### REQUIRED WORK:
Restate each of the lines given below, word for word.

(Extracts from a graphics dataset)
***
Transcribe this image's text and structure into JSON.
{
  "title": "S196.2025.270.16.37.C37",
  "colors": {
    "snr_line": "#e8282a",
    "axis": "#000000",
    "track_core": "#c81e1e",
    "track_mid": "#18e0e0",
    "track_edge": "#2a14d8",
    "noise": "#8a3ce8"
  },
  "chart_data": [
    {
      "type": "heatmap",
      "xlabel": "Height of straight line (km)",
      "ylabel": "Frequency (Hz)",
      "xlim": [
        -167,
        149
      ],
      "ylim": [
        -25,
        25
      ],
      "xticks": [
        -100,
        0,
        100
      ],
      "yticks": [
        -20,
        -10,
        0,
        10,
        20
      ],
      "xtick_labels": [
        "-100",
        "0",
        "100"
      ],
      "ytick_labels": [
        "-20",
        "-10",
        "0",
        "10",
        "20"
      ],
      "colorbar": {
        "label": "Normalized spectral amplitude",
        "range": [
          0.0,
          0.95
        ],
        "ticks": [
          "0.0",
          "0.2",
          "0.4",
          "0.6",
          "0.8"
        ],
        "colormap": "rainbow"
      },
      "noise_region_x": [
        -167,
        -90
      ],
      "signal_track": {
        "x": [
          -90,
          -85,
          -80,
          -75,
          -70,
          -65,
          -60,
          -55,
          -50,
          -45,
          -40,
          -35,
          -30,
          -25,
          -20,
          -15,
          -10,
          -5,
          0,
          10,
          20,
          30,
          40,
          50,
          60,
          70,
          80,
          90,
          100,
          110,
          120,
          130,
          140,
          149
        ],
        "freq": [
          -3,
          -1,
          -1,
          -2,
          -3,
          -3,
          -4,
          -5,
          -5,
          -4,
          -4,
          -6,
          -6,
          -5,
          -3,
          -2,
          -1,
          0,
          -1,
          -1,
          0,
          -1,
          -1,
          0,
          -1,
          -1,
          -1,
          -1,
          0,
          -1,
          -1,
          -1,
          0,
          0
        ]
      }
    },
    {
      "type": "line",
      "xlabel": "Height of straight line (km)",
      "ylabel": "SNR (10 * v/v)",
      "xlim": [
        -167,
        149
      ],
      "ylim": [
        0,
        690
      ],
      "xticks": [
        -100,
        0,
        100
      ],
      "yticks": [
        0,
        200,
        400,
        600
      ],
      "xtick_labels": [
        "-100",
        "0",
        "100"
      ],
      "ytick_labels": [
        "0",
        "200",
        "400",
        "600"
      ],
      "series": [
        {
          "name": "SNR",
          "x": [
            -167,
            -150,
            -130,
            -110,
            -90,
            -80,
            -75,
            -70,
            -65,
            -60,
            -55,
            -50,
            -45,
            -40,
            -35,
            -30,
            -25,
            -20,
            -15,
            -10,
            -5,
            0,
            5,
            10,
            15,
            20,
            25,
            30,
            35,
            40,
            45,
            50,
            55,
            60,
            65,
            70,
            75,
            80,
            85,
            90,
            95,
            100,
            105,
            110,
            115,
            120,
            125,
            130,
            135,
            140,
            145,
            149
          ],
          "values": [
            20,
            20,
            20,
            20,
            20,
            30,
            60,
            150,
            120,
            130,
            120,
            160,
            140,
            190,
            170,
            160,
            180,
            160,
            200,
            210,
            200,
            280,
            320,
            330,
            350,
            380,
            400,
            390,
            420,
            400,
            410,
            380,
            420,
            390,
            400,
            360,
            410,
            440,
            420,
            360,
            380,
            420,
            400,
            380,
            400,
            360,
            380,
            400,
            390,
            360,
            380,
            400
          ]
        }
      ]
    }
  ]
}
***
### TASK OUTPUT:
Transcribe this image's text and structure into JSON.
{
  "title": "S196.2025.270.16.37.C37",
  "colors": {
    "snr_line": "#e8282a",
    "axis": "#000000",
    "track_core": "#c81e1e",
    "track_mid": "#18e0e0",
    "track_edge": "#2a14d8",
    "noise": "#8a3ce8"
  },
  "chart_data": [
    {
      "type": "heatmap",
      "xlabel": "Height of straight line (km)",
      "ylabel": "Frequency (Hz)",
      "xlim": [
        -167,
        149
      ],
      "ylim": [
        -25,
        25
      ],
      "xticks": [
        -100,
        0,
        100
      ],
      "yticks": [
        -20,
        -10,
        0,
        10,
        20
      ],
      "xtick_labels": [
        "-100",
        "0",
        "100"
      ],
      "ytick_labels": [
        "-20",
        "-10",
        "0",
        "10",
        "20"
      ],
      "colorbar": {
        "label": "Normalized spectral amplitude",
        "range": [
          0.0,
          0.95
        ],
        "ticks": [
          "0.0",
          "0.2",
          "0.4",
          "0.6",
          "0.8"
        ],
        "colormap": "rainbow"
      },
      "noise_region_x": [
        -167,
        -90
      ],
      "signal_track": {
        "x": [
          -90,
          -85,
          -80,
          -75,
          -70,
          -65,
          -60,
          -55,
          -50,
          -45,
          -40,
          -35,
          -30,
          -25,
          -20,
          -15,
          -10,
          -5,
          0,
          10,
          20,
          30,
          40,
          50,
          60,
          70,
          80,
          90,
          100,
          110,
          120,
          130,
          140,
          149
        ],
        "freq": [
          -3,
          -1,
          -1,
          -2,
          -3,
          -3,
          -4,
          -5,
          -5,
          -4,
          -4,
          -6,
          -6,
          -5,
          -3,
          -2,
          -1,
          0,
          -1,
          -1,
          0,
          -1,
          -1,
          0,
          -1,
          -1,
          -1,
          -1,
          0,
          -1,
          -1,
          -1,
          0,
          0
        ]
      }
    },
    {
      "type": "line",
      "xlabel": "Height of straight line (km)",
      "ylabel": "SNR (10 * v/v)",
      "xlim": [
        -167,
        149
      ],
      "ylim": [
        0,
        690
      ],
      "xticks": [
        -100,
        0,
        100
      ],
      "yticks": [
        0,
        200,
        400,
        600
      ],
      "xtick_labels": [
        "-100",
        "0",
        "100"
      ],
      "ytick_labels": [
        "0",
        "200",
        "400",
        "600"
      ],
      "series": [
        {
          "name": "SNR",
          "x": [
            -167,
            -150,
            -130,
            -110,
            -90,
            -80,
            -75,
            -70,
            -65,
            -60,
            -55,
            -50,
            -45,
            -40,
            -35,
            -30,
            -25,
            -20,
            -15,
            -10,
            -5,
            0,
            5,
            10,
            15,
            20,
            25,
            30,
            35,
            40,
            45,
            50,
            55,
            60,
            65,
            70,
            75,
            80,
            85,
            90,
            95,
            100,
            105,
            110,
            115,
            120,
            125,
            130,
            135,
            140,
            145,
            149
          ],
          "values": [
            20,
            20,
            20,
            20,
            20,
            30,
            60,
            150,
            120,
            130,
            120,
            160,
            140,
            190,
            170,
            160,
            180,
            160,
            200,
            210,
            200,
            280,
            320,
            330,
            350,
            380,
            400,
            390,
            420,
            400,
            410,
            380,
            420,
            390,
            400,
            360,
            410,
            440,
            420,
            360,
            380,
            420,
            400,
            380,
            400,
            360,
            380,
            400,
            390,
            360,
            380,
            400
          ]
        }
      ]
    }
  ]
}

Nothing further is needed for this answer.